Problem description
Print the data exactly as it is given, please.

[Dataset items]
%%

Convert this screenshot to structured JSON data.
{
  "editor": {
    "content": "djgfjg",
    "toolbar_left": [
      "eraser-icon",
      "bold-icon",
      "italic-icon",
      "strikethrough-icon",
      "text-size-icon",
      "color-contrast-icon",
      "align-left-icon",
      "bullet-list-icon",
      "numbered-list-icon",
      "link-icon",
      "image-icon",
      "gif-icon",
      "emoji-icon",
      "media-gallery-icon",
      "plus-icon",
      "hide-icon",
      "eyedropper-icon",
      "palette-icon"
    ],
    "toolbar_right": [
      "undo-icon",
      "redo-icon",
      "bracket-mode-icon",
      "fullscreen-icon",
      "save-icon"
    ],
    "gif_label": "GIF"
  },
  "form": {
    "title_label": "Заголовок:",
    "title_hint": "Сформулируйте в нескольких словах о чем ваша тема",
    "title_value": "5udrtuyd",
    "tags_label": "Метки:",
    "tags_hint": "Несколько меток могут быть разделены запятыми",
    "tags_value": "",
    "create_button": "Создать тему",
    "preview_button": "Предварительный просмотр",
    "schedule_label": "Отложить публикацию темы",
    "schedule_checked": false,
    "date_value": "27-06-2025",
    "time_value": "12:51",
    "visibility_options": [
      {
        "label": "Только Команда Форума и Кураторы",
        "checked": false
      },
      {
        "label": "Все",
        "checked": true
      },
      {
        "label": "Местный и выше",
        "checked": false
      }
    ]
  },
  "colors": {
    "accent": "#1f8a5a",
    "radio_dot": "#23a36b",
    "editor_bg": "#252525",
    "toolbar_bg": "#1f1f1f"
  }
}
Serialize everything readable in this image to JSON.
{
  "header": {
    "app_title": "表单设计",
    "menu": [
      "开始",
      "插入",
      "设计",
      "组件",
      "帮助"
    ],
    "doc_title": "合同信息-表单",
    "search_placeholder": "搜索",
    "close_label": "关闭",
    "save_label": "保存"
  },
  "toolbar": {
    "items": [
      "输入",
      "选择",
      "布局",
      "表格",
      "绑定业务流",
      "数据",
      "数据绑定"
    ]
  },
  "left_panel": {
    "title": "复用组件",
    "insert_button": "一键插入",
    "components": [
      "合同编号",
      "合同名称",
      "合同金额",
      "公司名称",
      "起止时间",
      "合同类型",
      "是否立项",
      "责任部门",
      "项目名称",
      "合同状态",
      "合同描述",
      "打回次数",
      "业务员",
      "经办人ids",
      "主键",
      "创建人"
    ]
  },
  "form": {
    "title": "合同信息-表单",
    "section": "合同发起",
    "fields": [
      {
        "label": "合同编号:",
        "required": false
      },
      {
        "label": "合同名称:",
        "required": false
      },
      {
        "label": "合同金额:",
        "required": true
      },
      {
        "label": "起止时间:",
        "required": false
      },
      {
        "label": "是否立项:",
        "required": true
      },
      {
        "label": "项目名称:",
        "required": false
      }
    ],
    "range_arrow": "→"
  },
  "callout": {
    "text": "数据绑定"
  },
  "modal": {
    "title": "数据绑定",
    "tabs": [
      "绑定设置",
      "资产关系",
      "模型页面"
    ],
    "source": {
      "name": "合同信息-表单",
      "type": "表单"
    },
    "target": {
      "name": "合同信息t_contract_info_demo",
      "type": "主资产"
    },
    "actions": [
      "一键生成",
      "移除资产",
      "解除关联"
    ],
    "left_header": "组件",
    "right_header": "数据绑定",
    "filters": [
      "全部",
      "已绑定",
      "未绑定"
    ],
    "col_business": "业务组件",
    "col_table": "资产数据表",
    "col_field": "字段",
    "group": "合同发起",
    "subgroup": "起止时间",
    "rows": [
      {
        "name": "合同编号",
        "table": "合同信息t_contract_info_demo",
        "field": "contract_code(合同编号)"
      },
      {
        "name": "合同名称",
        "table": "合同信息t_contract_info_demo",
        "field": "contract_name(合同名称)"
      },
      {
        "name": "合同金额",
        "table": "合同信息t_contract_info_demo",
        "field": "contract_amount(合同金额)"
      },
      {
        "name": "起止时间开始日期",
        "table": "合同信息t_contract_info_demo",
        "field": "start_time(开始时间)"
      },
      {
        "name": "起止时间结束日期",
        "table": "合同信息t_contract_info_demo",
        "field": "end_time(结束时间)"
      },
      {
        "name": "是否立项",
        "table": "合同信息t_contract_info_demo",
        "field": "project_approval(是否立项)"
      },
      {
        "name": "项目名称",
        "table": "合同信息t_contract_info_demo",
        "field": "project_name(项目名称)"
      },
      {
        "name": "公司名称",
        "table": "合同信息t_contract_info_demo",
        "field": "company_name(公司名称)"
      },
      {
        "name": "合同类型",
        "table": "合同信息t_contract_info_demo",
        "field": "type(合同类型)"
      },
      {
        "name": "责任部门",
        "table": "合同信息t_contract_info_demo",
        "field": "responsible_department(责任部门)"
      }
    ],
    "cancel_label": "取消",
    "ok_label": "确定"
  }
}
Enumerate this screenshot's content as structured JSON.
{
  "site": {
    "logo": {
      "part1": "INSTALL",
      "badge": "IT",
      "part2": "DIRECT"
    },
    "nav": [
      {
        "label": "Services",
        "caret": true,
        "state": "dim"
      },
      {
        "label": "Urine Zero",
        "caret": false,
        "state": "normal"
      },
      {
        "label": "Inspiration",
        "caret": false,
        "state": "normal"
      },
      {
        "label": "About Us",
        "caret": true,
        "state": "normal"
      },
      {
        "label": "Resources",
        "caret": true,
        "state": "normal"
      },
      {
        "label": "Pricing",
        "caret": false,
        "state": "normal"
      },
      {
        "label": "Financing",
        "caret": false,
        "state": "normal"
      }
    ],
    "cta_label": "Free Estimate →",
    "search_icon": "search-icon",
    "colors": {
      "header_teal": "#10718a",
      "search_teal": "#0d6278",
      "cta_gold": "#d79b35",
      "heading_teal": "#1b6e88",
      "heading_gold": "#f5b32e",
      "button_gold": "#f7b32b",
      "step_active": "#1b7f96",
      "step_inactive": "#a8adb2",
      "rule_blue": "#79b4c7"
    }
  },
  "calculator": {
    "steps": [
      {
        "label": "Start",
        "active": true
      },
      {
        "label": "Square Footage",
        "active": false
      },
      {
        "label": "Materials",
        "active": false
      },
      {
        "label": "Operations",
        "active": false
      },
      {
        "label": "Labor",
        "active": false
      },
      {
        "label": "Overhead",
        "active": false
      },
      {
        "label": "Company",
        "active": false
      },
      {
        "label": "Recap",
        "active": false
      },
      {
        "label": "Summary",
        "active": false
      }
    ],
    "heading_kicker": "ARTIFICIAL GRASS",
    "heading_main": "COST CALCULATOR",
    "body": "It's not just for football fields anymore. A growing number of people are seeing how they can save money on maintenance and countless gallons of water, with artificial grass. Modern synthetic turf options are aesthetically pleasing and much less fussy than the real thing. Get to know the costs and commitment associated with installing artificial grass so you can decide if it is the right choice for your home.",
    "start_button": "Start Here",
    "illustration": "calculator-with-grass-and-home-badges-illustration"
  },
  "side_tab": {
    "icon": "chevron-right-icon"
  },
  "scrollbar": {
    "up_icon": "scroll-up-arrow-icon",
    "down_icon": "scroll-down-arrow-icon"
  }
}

%%

Exercise output
Convert this screenshot to structured JSON data.
{
  "editor": {
    "content": "djgfjg",
    "toolbar_left": [
      "eraser-icon",
      "bold-icon",
      "italic-icon",
      "strikethrough-icon",
      "text-size-icon",
      "color-contrast-icon",
      "align-left-icon",
      "bullet-list-icon",
      "numbered-list-icon",
      "link-icon",
      "image-icon",
      "gif-icon",
      "emoji-icon",
      "media-gallery-icon",
      "plus-icon",
      "hide-icon",
      "eyedropper-icon",
      "palette-icon"
    ],
    "toolbar_right": [
      "undo-icon",
      "redo-icon",
      "bracket-mode-icon",
      "fullscreen-icon",
      "save-icon"
    ],
    "gif_label": "GIF"
  },
  "form": {
    "title_label": "Заголовок:",
    "title_hint": "Сформулируйте в нескольких словах о чем ваша тема",
    "title_value": "5udrtuyd",
    "tags_label": "Метки:",
    "tags_hint": "Несколько меток могут быть разделены запятыми",
    "tags_value": "",
    "create_button": "Создать тему",
    "preview_button": "Предварительный просмотр",
    "schedule_label": "Отложить публикацию темы",
    "schedule_checked": false,
    "date_value": "27-06-2025",
    "time_value": "12:51",
    "visibility_options": [
      {
        "label": "Только Команда Форума и Кураторы",
        "checked": false
      },
      {
        "label": "Все",
        "checked": true
      },
      {
        "label": "Местный и выше",
        "checked": false
      }
    ]
  },
  "colors": {
    "accent": "#1f8a5a",
    "radio_dot": "#23a36b",
    "editor_bg": "#252525",
    "toolbar_bg": "#1f1f1f"
  }
}
Serialize everything readable in this image to JSON.
{
  "header": {
    "app_title": "表单设计",
    "menu": [
      "开始",
      "插入",
      "设计",
      "组件",
      "帮助"
    ],
    "doc_title": "合同信息-表单",
    "search_placeholder": "搜索",
    "close_label": "关闭",
    "save_label": "保存"
  },
  "toolbar": {
    "items": [
      "输入",
      "选择",
      "布局",
      "表格",
      "绑定业务流",
      "数据",
      "数据绑定"
    ]
  },
  "left_panel": {
    "title": "复用组件",
    "insert_button": "一键插入",
    "components": [
      "合同编号",
      "合同名称",
      "合同金额",
      "公司名称",
      "起止时间",
      "合同类型",
      "是否立项",
      "责任部门",
      "项目名称",
      "合同状态",
      "合同描述",
      "打回次数",
      "业务员",
      "经办人ids",
      "主键",
      "创建人"
    ]
  },
  "form": {
    "title": "合同信息-表单",
    "section": "合同发起",
    "fields": [
      {
        "label": "合同编号:",
        "required": false
      },
      {
        "label": "合同名称:",
        "required": false
      },
      {
        "label": "合同金额:",
        "required": true
      },
      {
        "label": "起止时间:",
        "required": false
      },
      {
        "label": "是否立项:",
        "required": true
      },
      {
        "label": "项目名称:",
        "required": false
      }
    ],
    "range_arrow": "→"
  },
  "callout": {
    "text": "数据绑定"
  },
  "modal": {
    "title": "数据绑定",
    "tabs": [
      "绑定设置",
      "资产关系",
      "模型页面"
    ],
    "source": {
      "name": "合同信息-表单",
      "type": "表单"
    },
    "target": {
      "name": "合同信息t_contract_info_demo",
      "type": "主资产"
    },
    "actions": [
      "一键生成",
      "移除资产",
      "解除关联"
    ],
    "left_header": "组件",
    "right_header": "数据绑定",
    "filters": [
      "全部",
      "已绑定",
      "未绑定"
    ],
    "col_business": "业务组件",
    "col_table": "资产数据表",
    "col_field": "字段",
    "group": "合同发起",
    "subgroup": "起止时间",
    "rows": [
      {
        "name": "合同编号",
        "table": "合同信息t_contract_info_demo",
        "field": "contract_code(合同编号)"
      },
      {
        "name": "合同名称",
        "table": "合同信息t_contract_info_demo",
        "field": "contract_name(合同名称)"
      },
      {
        "name": "合同金额",
        "table": "合同信息t_contract_info_demo",
        "field": "contract_amount(合同金额)"
      },
      {
        "name": "起止时间开始日期",
        "table": "合同信息t_contract_info_demo",
        "field": "start_time(开始时间)"
      },
      {
        "name": "起止时间结束日期",
        "table": "合同信息t_contract_info_demo",
        "field": "end_time(结束时间)"
      },
      {
        "name": "是否立项",
        "table": "合同信息t_contract_info_demo",
        "field": "project_approval(是否立项)"
      },
      {
        "name": "项目名称",
        "table": "合同信息t_contract_info_demo",
        "field": "project_name(项目名称)"
      },
      {
        "name": "公司名称",
        "table": "合同信息t_contract_info_demo",
        "field": "company_name(公司名称)"
      },
      {
        "name": "合同类型",
        "table": "合同信息t_contract_info_demo",
        "field": "type(合同类型)"
      },
      {
        "name": "责任部门",
        "table": "合同信息t_contract_info_demo",
        "field": "responsible_department(责任部门)"
      }
    ],
    "cancel_label": "取消",
    "ok_label": "确定"
  }
}
Enumerate this screenshot's content as structured JSON.
{
  "site": {
    "logo": {
      "part1": "INSTALL",
      "badge": "IT",
      "part2": "DIRECT"
    },
    "nav": [
      {
        "label": "Services",
        "caret": true,
        "state": "dim"
      },
      {
        "label": "Urine Zero",
        "caret": false,
        "state": "normal"
      },
      {
        "label": "Inspiration",
        "caret": false,
        "state": "normal"
      },
      {
        "label": "About Us",
        "caret": true,
        "state": "normal"
      },
      {
        "label": "Resources",
        "caret": true,
        "state": "normal"
      },
      {
        "label": "Pricing",
        "caret": false,
        "state": "normal"
      },
      {
        "label": "Financing",
        "caret": false,
        "state": "normal"
      }
    ],
    "cta_label": "Free Estimate →",
    "search_icon": "search-icon",
    "colors": {
      "header_teal": "#10718a",
      "search_teal": "#0d6278",
      "cta_gold": "#d79b35",
      "heading_teal": "#1b6e88",
      "heading_gold": "#f5b32e",
      "button_gold": "#f7b32b",
      "step_active": "#1b7f96",
      "step_inactive": "#a8adb2",
      "rule_blue": "#79b4c7"
    }
  },
  "calculator": {
    "steps": [
      {
        "label": "Start",
        "active": true
      },
      {
        "label": "Square Footage",
        "active": false
      },
      {
        "label": "Materials",
        "active": false
      },
      {
        "label": "Operations",
        "active": false
      },
      {
        "label": "Labor",
        "active": false
      },
      {
        "label": "Overhead",
        "active": false
      },
      {
        "label": "Company",
        "active": false
      },
      {
        "label": "Recap",
        "active": false
      },
      {
        "label": "Summary",
        "active": false
      }
    ],
    "heading_kicker": "ARTIFICIAL GRASS",
    "heading_main": "COST CALCULATOR",
    "body": "It's not just for football fields anymore. A growing number of people are seeing how they can save money on maintenance and countless gallons of water, with artificial grass. Modern synthetic turf options are aesthetically pleasing and much less fussy than the real thing. Get to know the costs and commitment associated with installing artificial grass so you can decide if it is the right choice for your home.",
    "start_button": "Start Here",
    "illustration": "calculator-with-grass-and-home-badges-illustration"
  },
  "side_tab": {
    "icon": "chevron-right-icon"
  },
  "scrollbar": {
    "up_icon": "scroll-up-arrow-icon",
    "down_icon": "scroll-down-arrow-icon"
  }
}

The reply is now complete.